§ EXERCISE AIM
Repeat every record below exactly, omitting any pictures.

━━ RECORDS PROVIDED ━━

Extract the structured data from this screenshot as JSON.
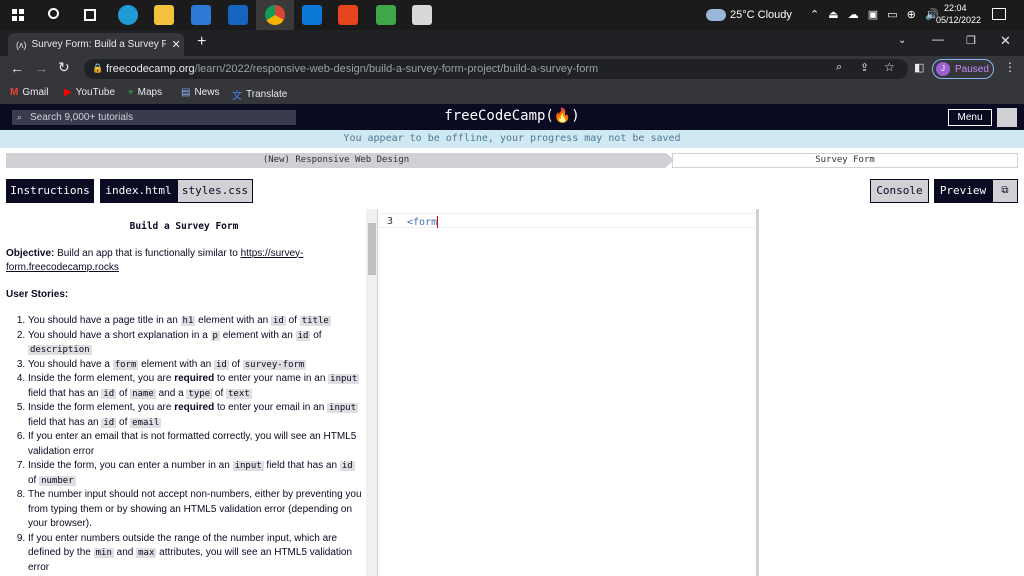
{
  "taskbar": {
    "weather": "25°C  Cloudy",
    "time": "22:04",
    "date": "05/12/2022"
  },
  "browser": {
    "tab_title": "Survey Form: Build a Survey Form",
    "url_domain": "freecodecamp.org",
    "url_path": "/learn/2022/responsive-web-design/build-a-survey-form-project/build-a-survey-form",
    "profile": "Paused",
    "profile_initial": "J"
  },
  "bookmarks": [
    "Gmail",
    "YouTube",
    "Maps",
    "News",
    "Translate"
  ],
  "nav": {
    "search_placeholder": "Search 9,000+ tutorials",
    "logo": "freeCodeCamp(🔥)",
    "menu": "Menu"
  },
  "offline_msg": "You appear to be offline, your progress may not be saved",
  "breadcrumbs": [
    "(New) Responsive Web Design",
    "Survey Form"
  ],
  "tabs": {
    "instructions": "Instructions",
    "index": "index.html",
    "styles": "styles.css",
    "console": "Console",
    "preview": "Preview"
  },
  "instructions": {
    "title": "Build a Survey Form",
    "objective_label": "Objective:",
    "objective_text": " Build an app that is functionally similar to ",
    "objective_link": "https://survey-form.freecodecamp.rocks",
    "user_stories": "User Stories:"
  },
  "editor": {
    "line": "3",
    "code": "<form"
  }
}
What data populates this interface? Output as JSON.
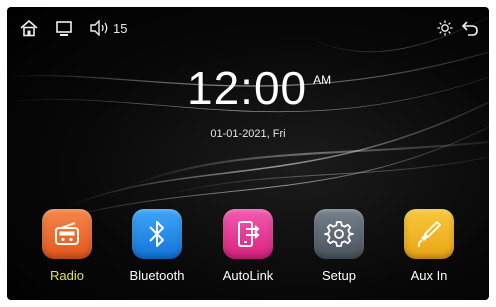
{
  "status_bar": {
    "home_icon": "home-icon",
    "display_icon": "monitor-icon",
    "volume_icon": "speaker-icon",
    "volume_level": "15",
    "brightness_icon": "brightness-icon",
    "back_icon": "back-arrow-icon"
  },
  "clock": {
    "time": "12:00",
    "ampm": "AM",
    "date": "01-01-2021, Fri"
  },
  "apps": [
    {
      "label": "Radio",
      "icon": "radio-icon",
      "color": "#f06a2a",
      "active": true
    },
    {
      "label": "Bluetooth",
      "icon": "bluetooth-icon",
      "color": "#1f8ef0",
      "active": false
    },
    {
      "label": "AutoLink",
      "icon": "autolink-phone-icon",
      "color": "#ec3f9a",
      "active": false
    },
    {
      "label": "Setup",
      "icon": "gear-icon",
      "color": "#5c6670",
      "active": false
    },
    {
      "label": "Aux In",
      "icon": "aux-cable-icon",
      "color": "#f3b623",
      "active": false
    }
  ],
  "colors": {
    "active_label": "#e5e34a",
    "background": "#000000"
  }
}
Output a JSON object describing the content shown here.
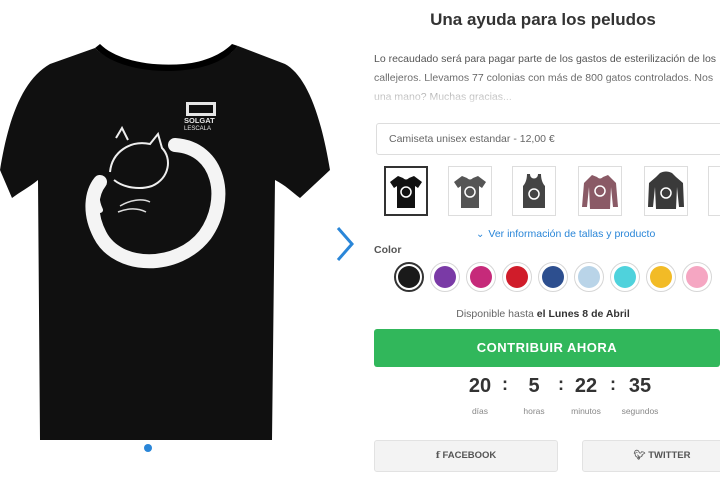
{
  "product": {
    "title": "Una ayuda para los peludos",
    "description_lines": [
      "Lo recaudado será para pagar parte de los gastos de esterilización de los",
      "callejeros. Llevamos 77 colonias con más de 800 gatos controlados. Nos",
      "una mano? Muchas gracias..."
    ],
    "variant_select": "Camiseta unisex estandar - 12,00 €",
    "style_thumbs": [
      "black-tshirt-icon",
      "gray-tshirt-icon",
      "tank-top-icon",
      "long-sleeve-icon",
      "hoodie-icon",
      "partial-shirt-icon"
    ],
    "info_link": "Ver información de tallas y producto",
    "color_label": "Color",
    "colors": [
      "#1a1a1a",
      "#7a3aa6",
      "#c62a7a",
      "#d01c2a",
      "#2d4f8f",
      "#b9d4e8",
      "#4fd2dc",
      "#f2bb26",
      "#f5a6c2"
    ],
    "availability_prefix": "Disponible hasta ",
    "availability_date": "el Lunes 8 de Abril",
    "cta": "CONTRIBUIR AHORA",
    "countdown": {
      "days": "20",
      "days_label": "días",
      "hours": "5",
      "hours_label": "horas",
      "minutes": "22",
      "minutes_label": "minutos",
      "seconds": "35",
      "seconds_label": "segundos"
    },
    "share": {
      "facebook": "FACEBOOK",
      "twitter": "TWITTER"
    },
    "logo_text": [
      "SOLGAT",
      "LESCALA"
    ]
  }
}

━━━

§ ANSWER
Extract the structured data from this screenshot as JSON.
{
  "taskbar": {
    "weather": "25°C  Cloudy",
    "time": "22:04",
    "date": "05/12/2022"
  },
  "browser": {
    "tab_title": "Survey Form: Build a Survey Form",
    "url_domain": "freecodecamp.org",
    "url_path": "/learn/2022/responsive-web-design/build-a-survey-form-project/build-a-survey-form",
    "profile": "Paused",
    "profile_initial": "J"
  },
  "bookmarks": [
    "Gmail",
    "YouTube",
    "Maps",
    "News",
    "Translate"
  ],
  "nav": {
    "search_placeholder": "Search 9,000+ tutorials",
    "logo": "freeCodeCamp(🔥)",
    "menu": "Menu"
  },
  "offline_msg": "You appear to be offline, your progress may not be saved",
  "breadcrumbs": [
    "(New) Responsive Web Design",
    "Survey Form"
  ],
  "tabs": {
    "instructions": "Instructions",
    "index": "index.html",
    "styles": "styles.css",
    "console": "Console",
    "preview": "Preview"
  },
  "instructions": {
    "title": "Build a Survey Form",
    "objective_label": "Objective:",
    "objective_text": " Build an app that is functionally similar to ",
    "objective_link": "https://survey-form.freecodecamp.rocks",
    "user_stories": "User Stories:"
  },
  "editor": {
    "line": "3",
    "code": "<form"
  }
}
What data populates this interface? Output as JSON.
{
  "status_bar": {
    "home_icon": "home-icon",
    "display_icon": "monitor-icon",
    "volume_icon": "speaker-icon",
    "volume_level": "15",
    "brightness_icon": "brightness-icon",
    "back_icon": "back-arrow-icon"
  },
  "clock": {
    "time": "12:00",
    "ampm": "AM",
    "date": "01-01-2021, Fri"
  },
  "apps": [
    {
      "label": "Radio",
      "icon": "radio-icon",
      "color": "#f06a2a",
      "active": true
    },
    {
      "label": "Bluetooth",
      "icon": "bluetooth-icon",
      "color": "#1f8ef0",
      "active": false
    },
    {
      "label": "AutoLink",
      "icon": "autolink-phone-icon",
      "color": "#ec3f9a",
      "active": false
    },
    {
      "label": "Setup",
      "icon": "gear-icon",
      "color": "#5c6670",
      "active": false
    },
    {
      "label": "Aux In",
      "icon": "aux-cable-icon",
      "color": "#f3b623",
      "active": false
    }
  ],
  "colors": {
    "active_label": "#e5e34a",
    "background": "#000000"
  }
}
Output a JSON object describing the content shown here.
{
  "product": {
    "title": "Una ayuda para los peludos",
    "description_lines": [
      "Lo recaudado será para pagar parte de los gastos de esterilización de los",
      "callejeros. Llevamos 77 colonias con más de 800 gatos controlados. Nos",
      "una mano? Muchas gracias..."
    ],
    "variant_select": "Camiseta unisex estandar - 12,00 €",
    "style_thumbs": [
      "black-tshirt-icon",
      "gray-tshirt-icon",
      "tank-top-icon",
      "long-sleeve-icon",
      "hoodie-icon",
      "partial-shirt-icon"
    ],
    "info_link": "Ver información de tallas y producto",
    "color_label": "Color",
    "colors": [
      "#1a1a1a",
      "#7a3aa6",
      "#c62a7a",
      "#d01c2a",
      "#2d4f8f",
      "#b9d4e8",
      "#4fd2dc",
      "#f2bb26",
      "#f5a6c2"
    ],
    "availability_prefix": "Disponible hasta ",
    "availability_date": "el Lunes 8 de Abril",
    "cta": "CONTRIBUIR AHORA",
    "countdown": {
      "days": "20",
      "days_label": "días",
      "hours": "5",
      "hours_label": "horas",
      "minutes": "22",
      "minutes_label": "minutos",
      "seconds": "35",
      "seconds_label": "segundos"
    },
    "share": {
      "facebook": "FACEBOOK",
      "twitter": "TWITTER"
    },
    "logo_text": [
      "SOLGAT",
      "LESCALA"
    ]
  }
}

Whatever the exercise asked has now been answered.